(Extracted records)
[Begin]

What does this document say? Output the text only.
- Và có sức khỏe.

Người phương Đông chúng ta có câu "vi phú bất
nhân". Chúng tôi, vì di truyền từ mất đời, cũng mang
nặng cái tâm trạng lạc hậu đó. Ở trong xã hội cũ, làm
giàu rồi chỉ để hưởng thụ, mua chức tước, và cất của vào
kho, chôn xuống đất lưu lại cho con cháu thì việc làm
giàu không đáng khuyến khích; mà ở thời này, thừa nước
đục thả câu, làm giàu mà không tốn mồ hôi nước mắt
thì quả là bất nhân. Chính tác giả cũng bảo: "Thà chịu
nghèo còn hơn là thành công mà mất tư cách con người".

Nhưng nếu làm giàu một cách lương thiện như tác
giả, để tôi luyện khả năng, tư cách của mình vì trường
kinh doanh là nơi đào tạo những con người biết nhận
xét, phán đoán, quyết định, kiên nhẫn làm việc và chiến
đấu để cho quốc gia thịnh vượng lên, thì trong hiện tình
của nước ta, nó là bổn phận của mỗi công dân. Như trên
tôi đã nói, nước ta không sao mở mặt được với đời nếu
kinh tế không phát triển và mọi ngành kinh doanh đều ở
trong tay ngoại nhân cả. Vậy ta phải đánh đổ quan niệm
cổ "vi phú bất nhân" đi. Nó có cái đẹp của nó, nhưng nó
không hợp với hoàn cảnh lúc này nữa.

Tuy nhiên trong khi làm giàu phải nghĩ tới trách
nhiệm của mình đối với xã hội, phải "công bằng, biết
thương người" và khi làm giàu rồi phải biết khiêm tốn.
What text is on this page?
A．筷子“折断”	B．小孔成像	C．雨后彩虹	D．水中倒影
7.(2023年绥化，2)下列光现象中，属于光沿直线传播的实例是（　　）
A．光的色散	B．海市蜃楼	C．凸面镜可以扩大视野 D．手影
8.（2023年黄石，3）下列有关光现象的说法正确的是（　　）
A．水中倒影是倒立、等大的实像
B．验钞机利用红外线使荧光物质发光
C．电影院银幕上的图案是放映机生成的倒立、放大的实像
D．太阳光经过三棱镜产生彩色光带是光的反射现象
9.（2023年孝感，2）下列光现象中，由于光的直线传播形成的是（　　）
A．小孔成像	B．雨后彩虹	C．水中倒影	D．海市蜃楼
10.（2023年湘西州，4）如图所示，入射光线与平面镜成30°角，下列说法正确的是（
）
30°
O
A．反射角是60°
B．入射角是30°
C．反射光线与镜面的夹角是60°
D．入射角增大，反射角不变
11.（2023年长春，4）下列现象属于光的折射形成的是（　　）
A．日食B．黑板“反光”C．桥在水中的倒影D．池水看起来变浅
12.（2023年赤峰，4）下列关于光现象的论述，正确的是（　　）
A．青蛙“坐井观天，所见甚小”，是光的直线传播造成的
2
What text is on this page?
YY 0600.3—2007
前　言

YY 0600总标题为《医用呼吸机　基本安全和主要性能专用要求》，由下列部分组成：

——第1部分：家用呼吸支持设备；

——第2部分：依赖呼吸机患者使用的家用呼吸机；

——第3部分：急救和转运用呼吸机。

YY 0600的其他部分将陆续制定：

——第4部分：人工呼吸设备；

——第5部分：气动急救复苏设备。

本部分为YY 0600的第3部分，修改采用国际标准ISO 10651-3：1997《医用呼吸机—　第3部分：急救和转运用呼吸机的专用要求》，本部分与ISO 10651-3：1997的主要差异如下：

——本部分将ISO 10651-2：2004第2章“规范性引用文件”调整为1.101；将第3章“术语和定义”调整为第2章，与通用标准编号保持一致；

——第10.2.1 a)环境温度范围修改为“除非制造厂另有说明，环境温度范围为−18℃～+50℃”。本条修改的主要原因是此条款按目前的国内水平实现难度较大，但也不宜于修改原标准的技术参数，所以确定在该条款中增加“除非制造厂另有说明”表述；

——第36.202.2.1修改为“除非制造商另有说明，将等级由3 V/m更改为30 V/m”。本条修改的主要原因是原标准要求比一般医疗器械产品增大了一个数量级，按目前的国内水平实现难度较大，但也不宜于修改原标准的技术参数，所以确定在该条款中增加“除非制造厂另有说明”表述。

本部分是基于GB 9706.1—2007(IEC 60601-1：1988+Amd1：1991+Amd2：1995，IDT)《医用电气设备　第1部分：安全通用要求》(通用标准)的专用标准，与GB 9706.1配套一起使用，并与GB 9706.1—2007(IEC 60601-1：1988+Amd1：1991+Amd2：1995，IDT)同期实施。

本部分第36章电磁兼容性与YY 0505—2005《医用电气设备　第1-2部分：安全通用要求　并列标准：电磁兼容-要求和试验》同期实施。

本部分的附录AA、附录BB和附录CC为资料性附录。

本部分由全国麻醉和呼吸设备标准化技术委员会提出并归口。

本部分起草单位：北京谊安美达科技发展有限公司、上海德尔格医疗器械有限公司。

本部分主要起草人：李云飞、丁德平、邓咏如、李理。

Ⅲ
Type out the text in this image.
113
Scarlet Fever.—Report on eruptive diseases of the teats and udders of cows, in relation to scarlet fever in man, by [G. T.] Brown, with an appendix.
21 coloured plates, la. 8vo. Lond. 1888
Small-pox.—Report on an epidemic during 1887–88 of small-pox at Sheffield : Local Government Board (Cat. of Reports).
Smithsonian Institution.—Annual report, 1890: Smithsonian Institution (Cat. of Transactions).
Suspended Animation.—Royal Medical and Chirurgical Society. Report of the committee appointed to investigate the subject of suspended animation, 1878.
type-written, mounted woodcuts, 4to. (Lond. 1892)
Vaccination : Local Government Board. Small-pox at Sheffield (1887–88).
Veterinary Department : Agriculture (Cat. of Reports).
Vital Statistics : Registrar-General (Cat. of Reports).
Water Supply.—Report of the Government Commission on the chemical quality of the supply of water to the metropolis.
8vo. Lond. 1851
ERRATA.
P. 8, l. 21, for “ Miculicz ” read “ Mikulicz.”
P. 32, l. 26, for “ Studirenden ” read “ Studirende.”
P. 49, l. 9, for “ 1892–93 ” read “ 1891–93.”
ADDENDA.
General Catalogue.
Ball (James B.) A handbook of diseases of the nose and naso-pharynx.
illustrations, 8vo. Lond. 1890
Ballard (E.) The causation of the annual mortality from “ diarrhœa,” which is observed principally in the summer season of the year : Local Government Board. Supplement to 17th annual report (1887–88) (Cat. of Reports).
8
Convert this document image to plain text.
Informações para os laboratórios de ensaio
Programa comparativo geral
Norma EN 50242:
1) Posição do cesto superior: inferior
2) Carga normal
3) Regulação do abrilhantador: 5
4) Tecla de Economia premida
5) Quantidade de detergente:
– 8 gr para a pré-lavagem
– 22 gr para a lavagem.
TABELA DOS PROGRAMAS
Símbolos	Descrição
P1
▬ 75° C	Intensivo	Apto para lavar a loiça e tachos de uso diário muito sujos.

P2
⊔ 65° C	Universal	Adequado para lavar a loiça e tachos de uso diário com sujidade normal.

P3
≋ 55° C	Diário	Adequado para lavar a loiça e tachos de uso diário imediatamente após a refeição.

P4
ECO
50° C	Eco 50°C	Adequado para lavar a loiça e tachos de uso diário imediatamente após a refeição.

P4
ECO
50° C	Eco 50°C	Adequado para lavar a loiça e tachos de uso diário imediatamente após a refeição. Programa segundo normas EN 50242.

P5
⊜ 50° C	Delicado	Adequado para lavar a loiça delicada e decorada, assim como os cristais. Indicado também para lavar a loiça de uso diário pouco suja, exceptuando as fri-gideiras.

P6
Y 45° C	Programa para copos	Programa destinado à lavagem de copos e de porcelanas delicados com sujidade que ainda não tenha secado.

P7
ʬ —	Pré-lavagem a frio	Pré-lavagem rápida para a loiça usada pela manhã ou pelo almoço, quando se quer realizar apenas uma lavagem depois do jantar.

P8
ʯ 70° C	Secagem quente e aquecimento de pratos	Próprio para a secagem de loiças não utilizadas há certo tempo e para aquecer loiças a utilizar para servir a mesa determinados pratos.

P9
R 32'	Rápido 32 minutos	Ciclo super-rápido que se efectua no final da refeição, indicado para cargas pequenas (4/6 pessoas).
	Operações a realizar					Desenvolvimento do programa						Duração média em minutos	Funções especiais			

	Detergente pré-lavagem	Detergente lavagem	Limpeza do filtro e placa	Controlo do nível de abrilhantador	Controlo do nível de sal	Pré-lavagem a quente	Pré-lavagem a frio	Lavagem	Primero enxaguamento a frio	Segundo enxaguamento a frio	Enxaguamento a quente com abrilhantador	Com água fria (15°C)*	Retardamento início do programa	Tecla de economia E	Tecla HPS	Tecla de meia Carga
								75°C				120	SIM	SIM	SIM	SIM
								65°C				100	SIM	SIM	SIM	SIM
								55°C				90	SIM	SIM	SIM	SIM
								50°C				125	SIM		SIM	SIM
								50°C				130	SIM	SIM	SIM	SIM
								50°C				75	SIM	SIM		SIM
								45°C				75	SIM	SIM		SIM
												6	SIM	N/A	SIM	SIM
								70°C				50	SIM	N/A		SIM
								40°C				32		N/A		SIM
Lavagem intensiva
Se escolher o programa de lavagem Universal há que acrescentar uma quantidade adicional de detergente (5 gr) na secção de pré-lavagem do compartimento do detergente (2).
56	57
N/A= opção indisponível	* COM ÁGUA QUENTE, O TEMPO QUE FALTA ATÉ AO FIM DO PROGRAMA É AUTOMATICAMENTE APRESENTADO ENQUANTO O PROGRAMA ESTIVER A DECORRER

[End]

» **INSTRUCTIONS TO FOLLOW**
Find all lines where the word "Reports" appears. Copy them.

» **THE COMPLETED TASK**
Small-pox.—Report on an epidemic during 1887–88 of small-pox at Sheffield : Local Government Board (Cat. of Reports).
Veterinary Department : Agriculture (Cat. of Reports).
Vital Statistics : Registrar-General (Cat. of Reports).
Ballard (E.) The causation of the annual mortality from “ diarrhœa,” which is observed principally in the summer season of the year : Local Government Board. Supplement to 17th annual report (1887–88) (Cat. of Reports).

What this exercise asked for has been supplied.